* [TASK DETAILS] Transcribe the records below exactly.

»»

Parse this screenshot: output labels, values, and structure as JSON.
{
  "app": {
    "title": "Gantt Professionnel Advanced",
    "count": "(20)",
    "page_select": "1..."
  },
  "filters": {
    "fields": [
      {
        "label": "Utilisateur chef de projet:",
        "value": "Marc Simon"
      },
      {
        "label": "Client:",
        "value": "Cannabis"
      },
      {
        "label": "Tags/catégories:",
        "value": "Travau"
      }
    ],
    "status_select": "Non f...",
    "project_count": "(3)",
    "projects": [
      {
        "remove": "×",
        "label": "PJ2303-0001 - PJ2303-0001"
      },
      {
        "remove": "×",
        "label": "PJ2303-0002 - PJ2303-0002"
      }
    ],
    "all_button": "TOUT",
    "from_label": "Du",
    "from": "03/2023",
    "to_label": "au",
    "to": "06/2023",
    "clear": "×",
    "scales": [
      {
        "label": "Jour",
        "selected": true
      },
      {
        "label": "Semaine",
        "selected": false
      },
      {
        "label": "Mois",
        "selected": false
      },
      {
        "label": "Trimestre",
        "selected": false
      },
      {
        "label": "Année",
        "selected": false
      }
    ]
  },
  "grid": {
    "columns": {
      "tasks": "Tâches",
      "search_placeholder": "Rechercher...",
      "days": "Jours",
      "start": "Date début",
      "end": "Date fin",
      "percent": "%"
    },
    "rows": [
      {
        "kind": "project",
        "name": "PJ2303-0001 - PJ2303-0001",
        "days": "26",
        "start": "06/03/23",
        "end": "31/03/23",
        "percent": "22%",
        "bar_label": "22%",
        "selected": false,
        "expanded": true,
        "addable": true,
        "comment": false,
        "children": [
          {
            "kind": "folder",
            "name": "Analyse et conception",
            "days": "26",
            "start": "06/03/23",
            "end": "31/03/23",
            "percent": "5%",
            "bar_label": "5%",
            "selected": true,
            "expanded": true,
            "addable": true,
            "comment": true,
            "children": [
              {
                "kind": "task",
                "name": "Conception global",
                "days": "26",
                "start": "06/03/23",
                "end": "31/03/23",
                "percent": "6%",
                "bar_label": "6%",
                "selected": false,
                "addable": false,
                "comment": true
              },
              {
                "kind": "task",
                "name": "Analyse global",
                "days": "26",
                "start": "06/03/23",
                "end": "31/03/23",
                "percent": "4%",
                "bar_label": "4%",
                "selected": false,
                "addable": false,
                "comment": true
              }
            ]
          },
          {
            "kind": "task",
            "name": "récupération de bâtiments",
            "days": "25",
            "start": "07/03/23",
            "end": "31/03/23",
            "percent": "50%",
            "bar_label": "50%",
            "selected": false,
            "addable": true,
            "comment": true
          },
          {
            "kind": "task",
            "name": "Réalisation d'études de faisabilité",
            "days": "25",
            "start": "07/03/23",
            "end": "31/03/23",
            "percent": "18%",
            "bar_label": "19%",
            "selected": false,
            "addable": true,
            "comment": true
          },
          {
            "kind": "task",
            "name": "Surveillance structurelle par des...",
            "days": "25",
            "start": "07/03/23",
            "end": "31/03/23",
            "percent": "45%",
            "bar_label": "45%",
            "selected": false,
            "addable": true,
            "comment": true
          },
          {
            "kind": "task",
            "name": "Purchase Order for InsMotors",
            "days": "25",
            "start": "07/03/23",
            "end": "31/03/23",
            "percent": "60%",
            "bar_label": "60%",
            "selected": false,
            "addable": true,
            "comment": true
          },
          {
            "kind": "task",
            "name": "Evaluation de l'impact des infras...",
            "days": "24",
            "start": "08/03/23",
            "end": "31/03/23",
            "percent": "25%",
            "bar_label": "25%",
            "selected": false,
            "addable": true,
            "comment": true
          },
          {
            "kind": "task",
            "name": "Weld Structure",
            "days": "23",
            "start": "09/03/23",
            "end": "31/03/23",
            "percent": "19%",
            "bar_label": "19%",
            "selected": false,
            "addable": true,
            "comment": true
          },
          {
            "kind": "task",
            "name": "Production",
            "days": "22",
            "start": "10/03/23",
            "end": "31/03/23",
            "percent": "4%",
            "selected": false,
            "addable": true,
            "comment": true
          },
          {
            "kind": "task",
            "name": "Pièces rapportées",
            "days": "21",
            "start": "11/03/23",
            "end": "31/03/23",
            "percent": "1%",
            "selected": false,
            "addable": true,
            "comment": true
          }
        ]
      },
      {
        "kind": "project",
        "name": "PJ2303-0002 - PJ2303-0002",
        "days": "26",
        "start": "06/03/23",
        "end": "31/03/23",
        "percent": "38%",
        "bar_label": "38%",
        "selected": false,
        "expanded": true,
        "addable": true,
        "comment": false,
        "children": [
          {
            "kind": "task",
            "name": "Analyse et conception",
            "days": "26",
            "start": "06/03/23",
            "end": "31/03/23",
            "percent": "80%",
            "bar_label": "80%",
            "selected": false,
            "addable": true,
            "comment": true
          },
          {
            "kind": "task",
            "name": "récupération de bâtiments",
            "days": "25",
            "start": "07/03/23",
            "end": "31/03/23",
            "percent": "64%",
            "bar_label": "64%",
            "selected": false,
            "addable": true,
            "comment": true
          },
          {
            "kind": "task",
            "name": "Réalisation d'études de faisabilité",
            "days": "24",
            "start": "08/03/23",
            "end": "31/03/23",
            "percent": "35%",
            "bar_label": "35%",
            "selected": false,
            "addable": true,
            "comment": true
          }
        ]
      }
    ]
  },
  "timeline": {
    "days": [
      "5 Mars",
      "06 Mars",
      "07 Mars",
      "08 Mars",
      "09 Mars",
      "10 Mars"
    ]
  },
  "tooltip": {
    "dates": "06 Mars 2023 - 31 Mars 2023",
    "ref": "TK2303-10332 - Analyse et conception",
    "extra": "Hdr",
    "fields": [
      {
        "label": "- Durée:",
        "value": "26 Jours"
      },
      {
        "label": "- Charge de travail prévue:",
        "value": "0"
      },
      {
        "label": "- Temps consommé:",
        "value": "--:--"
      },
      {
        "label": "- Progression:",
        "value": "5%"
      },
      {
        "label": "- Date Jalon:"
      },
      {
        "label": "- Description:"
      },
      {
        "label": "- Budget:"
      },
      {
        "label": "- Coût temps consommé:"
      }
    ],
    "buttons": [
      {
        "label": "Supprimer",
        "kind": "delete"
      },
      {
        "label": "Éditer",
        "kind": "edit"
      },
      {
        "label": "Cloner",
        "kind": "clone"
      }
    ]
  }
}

««

* [ANSWER FOR THE TASK]
Parse this screenshot: output labels, values, and structure as JSON.
{
  "app": {
    "title": "Gantt Professionnel Advanced",
    "count": "(20)",
    "page_select": "1..."
  },
  "filters": {
    "fields": [
      {
        "label": "Utilisateur chef de projet:",
        "value": "Marc Simon"
      },
      {
        "label": "Client:",
        "value": "Cannabis"
      },
      {
        "label": "Tags/catégories:",
        "value": "Travau"
      }
    ],
    "status_select": "Non f...",
    "project_count": "(3)",
    "projects": [
      {
        "remove": "×",
        "label": "PJ2303-0001 - PJ2303-0001"
      },
      {
        "remove": "×",
        "label": "PJ2303-0002 - PJ2303-0002"
      }
    ],
    "all_button": "TOUT",
    "from_label": "Du",
    "from": "03/2023",
    "to_label": "au",
    "to": "06/2023",
    "clear": "×",
    "scales": [
      {
        "label": "Jour",
        "selected": true
      },
      {
        "label": "Semaine",
        "selected": false
      },
      {
        "label": "Mois",
        "selected": false
      },
      {
        "label": "Trimestre",
        "selected": false
      },
      {
        "label": "Année",
        "selected": false
      }
    ]
  },
  "grid": {
    "columns": {
      "tasks": "Tâches",
      "search_placeholder": "Rechercher...",
      "days": "Jours",
      "start": "Date début",
      "end": "Date fin",
      "percent": "%"
    },
    "rows": [
      {
        "kind": "project",
        "name": "PJ2303-0001 - PJ2303-0001",
        "days": "26",
        "start": "06/03/23",
        "end": "31/03/23",
        "percent": "22%",
        "bar_label": "22%",
        "selected": false,
        "expanded": true,
        "addable": true,
        "comment": false,
        "children": [
          {
            "kind": "folder",
            "name": "Analyse et conception",
            "days": "26",
            "start": "06/03/23",
            "end": "31/03/23",
            "percent": "5%",
            "bar_label": "5%",
            "selected": true,
            "expanded": true,
            "addable": true,
            "comment": true,
            "children": [
              {
                "kind": "task",
                "name": "Conception global",
                "days": "26",
                "start": "06/03/23",
                "end": "31/03/23",
                "percent": "6%",
                "bar_label": "6%",
                "selected": false,
                "addable": false,
                "comment": true
              },
              {
                "kind": "task",
                "name": "Analyse global",
                "days": "26",
                "start": "06/03/23",
                "end": "31/03/23",
                "percent": "4%",
                "bar_label": "4%",
                "selected": false,
                "addable": false,
                "comment": true
              }
            ]
          },
          {
            "kind": "task",
            "name": "récupération de bâtiments",
            "days": "25",
            "start": "07/03/23",
            "end": "31/03/23",
            "percent": "50%",
            "bar_label": "50%",
            "selected": false,
            "addable": true,
            "comment": true
          },
          {
            "kind": "task",
            "name": "Réalisation d'études de faisabilité",
            "days": "25",
            "start": "07/03/23",
            "end": "31/03/23",
            "percent": "18%",
            "bar_label": "19%",
            "selected": false,
            "addable": true,
            "comment": true
          },
          {
            "kind": "task",
            "name": "Surveillance structurelle par des...",
            "days": "25",
            "start": "07/03/23",
            "end": "31/03/23",
            "percent": "45%",
            "bar_label": "45%",
            "selected": false,
            "addable": true,
            "comment": true
          },
          {
            "kind": "task",
            "name": "Purchase Order for InsMotors",
            "days": "25",
            "start": "07/03/23",
            "end": "31/03/23",
            "percent": "60%",
            "bar_label": "60%",
            "selected": false,
            "addable": true,
            "comment": true
          },
          {
            "kind": "task",
            "name": "Evaluation de l'impact des infras...",
            "days": "24",
            "start": "08/03/23",
            "end": "31/03/23",
            "percent": "25%",
            "bar_label": "25%",
            "selected": false,
            "addable": true,
            "comment": true
          },
          {
            "kind": "task",
            "name": "Weld Structure",
            "days": "23",
            "start": "09/03/23",
            "end": "31/03/23",
            "percent": "19%",
            "bar_label": "19%",
            "selected": false,
            "addable": true,
            "comment": true
          },
          {
            "kind": "task",
            "name": "Production",
            "days": "22",
            "start": "10/03/23",
            "end": "31/03/23",
            "percent": "4%",
            "selected": false,
            "addable": true,
            "comment": true
          },
          {
            "kind": "task",
            "name": "Pièces rapportées",
            "days": "21",
            "start": "11/03/23",
            "end": "31/03/23",
            "percent": "1%",
            "selected": false,
            "addable": true,
            "comment": true
          }
        ]
      },
      {
        "kind": "project",
        "name": "PJ2303-0002 - PJ2303-0002",
        "days": "26",
        "start": "06/03/23",
        "end": "31/03/23",
        "percent": "38%",
        "bar_label": "38%",
        "selected": false,
        "expanded": true,
        "addable": true,
        "comment": false,
        "children": [
          {
            "kind": "task",
            "name": "Analyse et conception",
            "days": "26",
            "start": "06/03/23",
            "end": "31/03/23",
            "percent": "80%",
            "bar_label": "80%",
            "selected": false,
            "addable": true,
            "comment": true
          },
          {
            "kind": "task",
            "name": "récupération de bâtiments",
            "days": "25",
            "start": "07/03/23",
            "end": "31/03/23",
            "percent": "64%",
            "bar_label": "64%",
            "selected": false,
            "addable": true,
            "comment": true
          },
          {
            "kind": "task",
            "name": "Réalisation d'études de faisabilité",
            "days": "24",
            "start": "08/03/23",
            "end": "31/03/23",
            "percent": "35%",
            "bar_label": "35%",
            "selected": false,
            "addable": true,
            "comment": true
          }
        ]
      }
    ]
  },
  "timeline": {
    "days": [
      "5 Mars",
      "06 Mars",
      "07 Mars",
      "08 Mars",
      "09 Mars",
      "10 Mars"
    ]
  },
  "tooltip": {
    "dates": "06 Mars 2023 - 31 Mars 2023",
    "ref": "TK2303-10332 - Analyse et conception",
    "extra": "Hdr",
    "fields": [
      {
        "label": "- Durée:",
        "value": "26 Jours"
      },
      {
        "label": "- Charge de travail prévue:",
        "value": "0"
      },
      {
        "label": "- Temps consommé:",
        "value": "--:--"
      },
      {
        "label": "- Progression:",
        "value": "5%"
      },
      {
        "label": "- Date Jalon:"
      },
      {
        "label": "- Description:"
      },
      {
        "label": "- Budget:"
      },
      {
        "label": "- Coût temps consommé:"
      }
    ],
    "buttons": [
      {
        "label": "Supprimer",
        "kind": "delete"
      },
      {
        "label": "Éditer",
        "kind": "edit"
      },
      {
        "label": "Cloner",
        "kind": "clone"
      }
    ]
  }
}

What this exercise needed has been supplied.